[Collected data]
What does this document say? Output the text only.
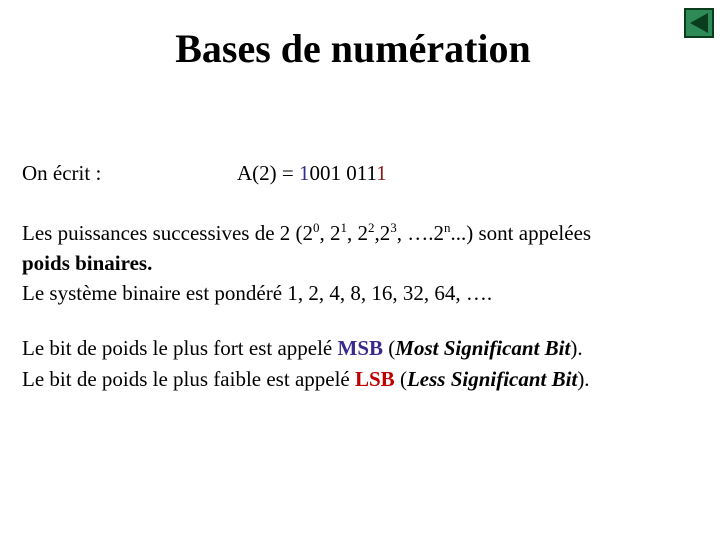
Bases de numération
On écrit :	A(2) = 1001 0111
Les puissances successives de 2 ($2^0$, $2^1$, $2^2,2^3$, ….2$^n$...) sont appelées
poids binaires.
Le système binaire est pondéré 1, 2, 4, 8, 16, 32, 64, ….
Le bit de poids le plus fort est appelé MSB (Most Significant Bit).
Le bit de poids le plus faible est appelé LSB (Less Significant Bit).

§ **Required work**: Write out the records above exactly as they stand, leaving out every picture.

§ **Task solution**:
What does this document say? Output the text only.
Bases de numération
On écrit :	A(2) = 1001 0111
Les puissances successives de 2 ($2^0$, $2^1$, $2^2,2^3$, ….2$^n$...) sont appelées
poids binaires.
Le système binaire est pondéré 1, 2, 4, 8, 16, 32, 64, ….
Le bit de poids le plus fort est appelé MSB (Most Significant Bit).
Le bit de poids le plus faible est appelé LSB (Less Significant Bit).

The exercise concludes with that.